- [Work to complete] Take the records underneath and set them down exactly.

--- start Exercise data ---

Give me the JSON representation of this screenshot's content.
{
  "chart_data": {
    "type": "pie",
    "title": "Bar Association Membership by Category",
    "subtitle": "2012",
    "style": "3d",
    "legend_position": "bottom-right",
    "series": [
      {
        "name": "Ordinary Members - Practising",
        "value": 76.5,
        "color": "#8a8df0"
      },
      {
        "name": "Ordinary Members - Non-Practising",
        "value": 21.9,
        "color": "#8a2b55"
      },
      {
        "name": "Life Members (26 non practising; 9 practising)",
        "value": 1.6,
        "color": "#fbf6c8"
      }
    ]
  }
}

--- end Exercise data ---

- [In response]
Give me the JSON representation of this screenshot's content.
{
  "chart_data": {
    "type": "pie",
    "title": "Bar Association Membership by Category",
    "subtitle": "2012",
    "style": "3d",
    "legend_position": "bottom-right",
    "series": [
      {
        "name": "Ordinary Members - Practising",
        "value": 76.5,
        "color": "#8a8df0"
      },
      {
        "name": "Ordinary Members - Non-Practising",
        "value": 21.9,
        "color": "#8a2b55"
      },
      {
        "name": "Life Members (26 non practising; 9 practising)",
        "value": 1.6,
        "color": "#fbf6c8"
      }
    ]
  }
}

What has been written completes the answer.